(Extracts from a graphics dataset)
'''

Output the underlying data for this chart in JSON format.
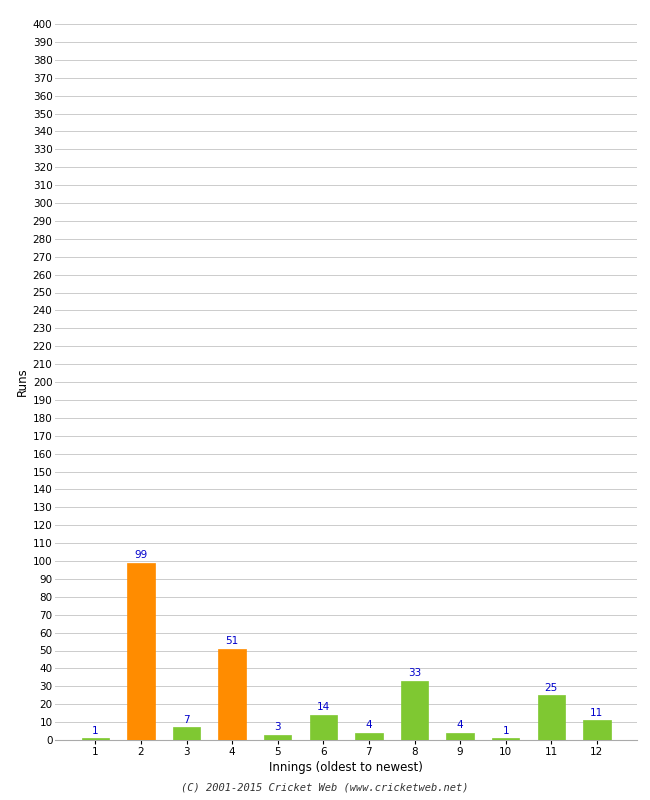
{
  "xlabel": "Innings (oldest to newest)",
  "ylabel": "Runs",
  "categories": [
    1,
    2,
    3,
    4,
    5,
    6,
    7,
    8,
    9,
    10,
    11,
    12
  ],
  "values": [
    1,
    99,
    7,
    51,
    3,
    14,
    4,
    33,
    4,
    1,
    25,
    11
  ],
  "bar_colors": [
    "#7fc832",
    "#ff8c00",
    "#7fc832",
    "#ff8c00",
    "#7fc832",
    "#7fc832",
    "#7fc832",
    "#7fc832",
    "#7fc832",
    "#7fc832",
    "#7fc832",
    "#7fc832"
  ],
  "ylim": [
    0,
    400
  ],
  "ytick_step": 10,
  "annotation_color": "#0000cc",
  "annotation_fontsize": 7.5,
  "axis_label_fontsize": 8.5,
  "tick_fontsize": 7.5,
  "grid_color": "#cccccc",
  "background_color": "#ffffff",
  "footer": "(C) 2001-2015 Cricket Web (www.cricketweb.net)",
  "footer_fontsize": 7.5
}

'''

AIM OF THE EXERCISE >> Copy the records exactly. Skip the pictures.

TASK SOLUTION >>
Output the underlying data for this chart in JSON format.
{
  "xlabel": "Innings (oldest to newest)",
  "ylabel": "Runs",
  "categories": [
    1,
    2,
    3,
    4,
    5,
    6,
    7,
    8,
    9,
    10,
    11,
    12
  ],
  "values": [
    1,
    99,
    7,
    51,
    3,
    14,
    4,
    33,
    4,
    1,
    25,
    11
  ],
  "bar_colors": [
    "#7fc832",
    "#ff8c00",
    "#7fc832",
    "#ff8c00",
    "#7fc832",
    "#7fc832",
    "#7fc832",
    "#7fc832",
    "#7fc832",
    "#7fc832",
    "#7fc832",
    "#7fc832"
  ],
  "ylim": [
    0,
    400
  ],
  "ytick_step": 10,
  "annotation_color": "#0000cc",
  "annotation_fontsize": 7.5,
  "axis_label_fontsize": 8.5,
  "tick_fontsize": 7.5,
  "grid_color": "#cccccc",
  "background_color": "#ffffff",
  "footer": "(C) 2001-2015 Cricket Web (www.cricketweb.net)",
  "footer_fontsize": 7.5
}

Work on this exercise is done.